▶ **Prompt**
Repeat the material exactly, every line of it.

▶ **Materials provided**
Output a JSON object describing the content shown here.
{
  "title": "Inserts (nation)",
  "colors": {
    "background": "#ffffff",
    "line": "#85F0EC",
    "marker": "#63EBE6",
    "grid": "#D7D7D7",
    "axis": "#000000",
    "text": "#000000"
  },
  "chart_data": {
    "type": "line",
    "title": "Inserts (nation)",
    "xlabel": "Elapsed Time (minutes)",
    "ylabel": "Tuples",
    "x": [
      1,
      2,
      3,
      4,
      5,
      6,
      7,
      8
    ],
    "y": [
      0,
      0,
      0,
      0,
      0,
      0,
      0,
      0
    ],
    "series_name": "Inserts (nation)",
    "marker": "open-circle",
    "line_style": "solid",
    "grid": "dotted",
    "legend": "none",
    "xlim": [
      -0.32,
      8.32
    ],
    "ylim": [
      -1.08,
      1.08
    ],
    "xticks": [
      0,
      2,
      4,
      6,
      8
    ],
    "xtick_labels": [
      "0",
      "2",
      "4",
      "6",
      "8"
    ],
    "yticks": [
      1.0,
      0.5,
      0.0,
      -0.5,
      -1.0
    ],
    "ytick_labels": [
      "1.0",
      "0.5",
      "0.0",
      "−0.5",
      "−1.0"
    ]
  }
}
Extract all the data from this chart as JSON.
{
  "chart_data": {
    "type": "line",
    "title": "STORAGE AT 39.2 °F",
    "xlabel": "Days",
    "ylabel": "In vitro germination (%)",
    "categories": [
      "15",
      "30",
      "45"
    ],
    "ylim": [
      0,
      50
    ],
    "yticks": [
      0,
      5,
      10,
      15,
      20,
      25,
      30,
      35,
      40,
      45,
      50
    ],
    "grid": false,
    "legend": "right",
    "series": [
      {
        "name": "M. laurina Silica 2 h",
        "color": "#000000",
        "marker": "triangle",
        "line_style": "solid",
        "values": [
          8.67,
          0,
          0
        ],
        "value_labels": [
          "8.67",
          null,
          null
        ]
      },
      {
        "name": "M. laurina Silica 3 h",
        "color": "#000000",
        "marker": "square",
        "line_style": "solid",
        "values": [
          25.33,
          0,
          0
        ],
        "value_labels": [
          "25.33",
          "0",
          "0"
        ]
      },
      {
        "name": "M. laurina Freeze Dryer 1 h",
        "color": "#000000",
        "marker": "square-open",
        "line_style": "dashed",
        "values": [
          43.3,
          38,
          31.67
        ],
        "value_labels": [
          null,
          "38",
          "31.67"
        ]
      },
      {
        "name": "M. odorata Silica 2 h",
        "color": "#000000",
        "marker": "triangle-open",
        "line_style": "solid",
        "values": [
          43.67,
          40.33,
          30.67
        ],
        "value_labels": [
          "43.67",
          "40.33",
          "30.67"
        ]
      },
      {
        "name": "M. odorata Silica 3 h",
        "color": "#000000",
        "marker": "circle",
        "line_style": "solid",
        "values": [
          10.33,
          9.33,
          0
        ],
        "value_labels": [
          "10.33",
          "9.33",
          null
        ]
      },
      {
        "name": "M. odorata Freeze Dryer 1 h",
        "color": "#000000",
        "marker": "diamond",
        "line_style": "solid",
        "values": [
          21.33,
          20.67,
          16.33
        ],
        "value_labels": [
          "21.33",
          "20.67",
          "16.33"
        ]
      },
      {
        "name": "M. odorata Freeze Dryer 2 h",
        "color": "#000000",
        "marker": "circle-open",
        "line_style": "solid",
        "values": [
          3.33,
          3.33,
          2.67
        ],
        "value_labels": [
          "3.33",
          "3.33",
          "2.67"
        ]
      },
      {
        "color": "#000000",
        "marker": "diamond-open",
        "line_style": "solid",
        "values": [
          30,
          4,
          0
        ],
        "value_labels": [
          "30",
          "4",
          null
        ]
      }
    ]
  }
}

▶ **Written answer**
Output a JSON object describing the content shown here.
{
  "title": "Inserts (nation)",
  "colors": {
    "background": "#ffffff",
    "line": "#85F0EC",
    "marker": "#63EBE6",
    "grid": "#D7D7D7",
    "axis": "#000000",
    "text": "#000000"
  },
  "chart_data": {
    "type": "line",
    "title": "Inserts (nation)",
    "xlabel": "Elapsed Time (minutes)",
    "ylabel": "Tuples",
    "x": [
      1,
      2,
      3,
      4,
      5,
      6,
      7,
      8
    ],
    "y": [
      0,
      0,
      0,
      0,
      0,
      0,
      0,
      0
    ],
    "series_name": "Inserts (nation)",
    "marker": "open-circle",
    "line_style": "solid",
    "grid": "dotted",
    "legend": "none",
    "xlim": [
      -0.32,
      8.32
    ],
    "ylim": [
      -1.08,
      1.08
    ],
    "xticks": [
      0,
      2,
      4,
      6,
      8
    ],
    "xtick_labels": [
      "0",
      "2",
      "4",
      "6",
      "8"
    ],
    "yticks": [
      1.0,
      0.5,
      0.0,
      -0.5,
      -1.0
    ],
    "ytick_labels": [
      "1.0",
      "0.5",
      "0.0",
      "−0.5",
      "−1.0"
    ]
  }
}
Extract all the data from this chart as JSON.
{
  "chart_data": {
    "type": "line",
    "title": "STORAGE AT 39.2 °F",
    "xlabel": "Days",
    "ylabel": "In vitro germination (%)",
    "categories": [
      "15",
      "30",
      "45"
    ],
    "ylim": [
      0,
      50
    ],
    "yticks": [
      0,
      5,
      10,
      15,
      20,
      25,
      30,
      35,
      40,
      45,
      50
    ],
    "grid": false,
    "legend": "right",
    "series": [
      {
        "name": "M. laurina Silica 2 h",
        "color": "#000000",
        "marker": "triangle",
        "line_style": "solid",
        "values": [
          8.67,
          0,
          0
        ],
        "value_labels": [
          "8.67",
          null,
          null
        ]
      },
      {
        "name": "M. laurina Silica 3 h",
        "color": "#000000",
        "marker": "square",
        "line_style": "solid",
        "values": [
          25.33,
          0,
          0
        ],
        "value_labels": [
          "25.33",
          "0",
          "0"
        ]
      },
      {
        "name": "M. laurina Freeze Dryer 1 h",
        "color": "#000000",
        "marker": "square-open",
        "line_style": "dashed",
        "values": [
          43.3,
          38,
          31.67
        ],
        "value_labels": [
          null,
          "38",
          "31.67"
        ]
      },
      {
        "name": "M. odorata Silica 2 h",
        "color": "#000000",
        "marker": "triangle-open",
        "line_style": "solid",
        "values": [
          43.67,
          40.33,
          30.67
        ],
        "value_labels": [
          "43.67",
          "40.33",
          "30.67"
        ]
      },
      {
        "name": "M. odorata Silica 3 h",
        "color": "#000000",
        "marker": "circle",
        "line_style": "solid",
        "values": [
          10.33,
          9.33,
          0
        ],
        "value_labels": [
          "10.33",
          "9.33",
          null
        ]
      },
      {
        "name": "M. odorata Freeze Dryer 1 h",
        "color": "#000000",
        "marker": "diamond",
        "line_style": "solid",
        "values": [
          21.33,
          20.67,
          16.33
        ],
        "value_labels": [
          "21.33",
          "20.67",
          "16.33"
        ]
      },
      {
        "name": "M. odorata Freeze Dryer 2 h",
        "color": "#000000",
        "marker": "circle-open",
        "line_style": "solid",
        "values": [
          3.33,
          3.33,
          2.67
        ],
        "value_labels": [
          "3.33",
          "3.33",
          "2.67"
        ]
      },
      {
        "color": "#000000",
        "marker": "diamond-open",
        "line_style": "solid",
        "values": [
          30,
          4,
          0
        ],
        "value_labels": [
          "30",
          "4",
          null
        ]
      }
    ]
  }
}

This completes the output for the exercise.